• WHAT IS BEING ASKED:
Reproduce all entries precisely, down to the last character.

• DATA FOR THIS EXERCISE:
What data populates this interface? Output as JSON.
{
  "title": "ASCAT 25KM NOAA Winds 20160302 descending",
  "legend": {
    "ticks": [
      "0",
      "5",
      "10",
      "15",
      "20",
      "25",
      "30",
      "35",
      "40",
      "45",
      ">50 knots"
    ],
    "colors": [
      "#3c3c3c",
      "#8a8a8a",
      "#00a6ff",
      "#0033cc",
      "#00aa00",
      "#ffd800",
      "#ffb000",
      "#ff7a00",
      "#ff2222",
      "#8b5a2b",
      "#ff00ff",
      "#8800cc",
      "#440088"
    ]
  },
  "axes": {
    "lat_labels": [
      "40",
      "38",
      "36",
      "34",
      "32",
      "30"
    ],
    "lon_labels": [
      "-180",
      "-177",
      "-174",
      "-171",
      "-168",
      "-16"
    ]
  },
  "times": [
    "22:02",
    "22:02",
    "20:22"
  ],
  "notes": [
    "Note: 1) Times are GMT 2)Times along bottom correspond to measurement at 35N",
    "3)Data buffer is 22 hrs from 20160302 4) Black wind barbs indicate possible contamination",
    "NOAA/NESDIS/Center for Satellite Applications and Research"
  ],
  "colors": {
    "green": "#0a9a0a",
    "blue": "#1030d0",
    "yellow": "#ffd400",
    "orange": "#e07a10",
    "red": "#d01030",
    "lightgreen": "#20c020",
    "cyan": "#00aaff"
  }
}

• FULL RESPONSE:
What data populates this interface? Output as JSON.
{
  "title": "ASCAT 25KM NOAA Winds 20160302 descending",
  "legend": {
    "ticks": [
      "0",
      "5",
      "10",
      "15",
      "20",
      "25",
      "30",
      "35",
      "40",
      "45",
      ">50 knots"
    ],
    "colors": [
      "#3c3c3c",
      "#8a8a8a",
      "#00a6ff",
      "#0033cc",
      "#00aa00",
      "#ffd800",
      "#ffb000",
      "#ff7a00",
      "#ff2222",
      "#8b5a2b",
      "#ff00ff",
      "#8800cc",
      "#440088"
    ]
  },
  "axes": {
    "lat_labels": [
      "40",
      "38",
      "36",
      "34",
      "32",
      "30"
    ],
    "lon_labels": [
      "-180",
      "-177",
      "-174",
      "-171",
      "-168",
      "-16"
    ]
  },
  "times": [
    "22:02",
    "22:02",
    "20:22"
  ],
  "notes": [
    "Note: 1) Times are GMT 2)Times along bottom correspond to measurement at 35N",
    "3)Data buffer is 22 hrs from 20160302 4) Black wind barbs indicate possible contamination",
    "NOAA/NESDIS/Center for Satellite Applications and Research"
  ],
  "colors": {
    "green": "#0a9a0a",
    "blue": "#1030d0",
    "yellow": "#ffd400",
    "orange": "#e07a10",
    "red": "#d01030",
    "lightgreen": "#20c020",
    "cyan": "#00aaff"
  }
}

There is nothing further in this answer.